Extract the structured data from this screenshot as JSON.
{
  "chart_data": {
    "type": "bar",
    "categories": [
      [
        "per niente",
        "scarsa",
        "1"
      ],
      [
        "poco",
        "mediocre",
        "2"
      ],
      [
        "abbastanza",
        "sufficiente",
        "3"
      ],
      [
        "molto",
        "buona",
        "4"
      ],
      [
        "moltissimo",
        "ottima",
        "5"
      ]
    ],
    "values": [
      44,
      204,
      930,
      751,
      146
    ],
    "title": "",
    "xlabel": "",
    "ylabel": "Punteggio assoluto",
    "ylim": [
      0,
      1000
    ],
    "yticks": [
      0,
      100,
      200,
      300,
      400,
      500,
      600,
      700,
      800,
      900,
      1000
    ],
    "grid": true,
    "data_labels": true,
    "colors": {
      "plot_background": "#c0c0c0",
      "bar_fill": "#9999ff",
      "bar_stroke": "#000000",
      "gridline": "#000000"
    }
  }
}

***

Copy out every line of the data above, exactly as given.

Extract the structured data from this screenshot as JSON.
{
  "chart_data": {
    "type": "bar",
    "categories": [
      [
        "per niente",
        "scarsa",
        "1"
      ],
      [
        "poco",
        "mediocre",
        "2"
      ],
      [
        "abbastanza",
        "sufficiente",
        "3"
      ],
      [
        "molto",
        "buona",
        "4"
      ],
      [
        "moltissimo",
        "ottima",
        "5"
      ]
    ],
    "values": [
      44,
      204,
      930,
      751,
      146
    ],
    "title": "",
    "xlabel": "",
    "ylabel": "Punteggio assoluto",
    "ylim": [
      0,
      1000
    ],
    "yticks": [
      0,
      100,
      200,
      300,
      400,
      500,
      600,
      700,
      800,
      900,
      1000
    ],
    "grid": true,
    "data_labels": true,
    "colors": {
      "plot_background": "#c0c0c0",
      "bar_fill": "#9999ff",
      "bar_stroke": "#000000",
      "gridline": "#000000"
    }
  }
}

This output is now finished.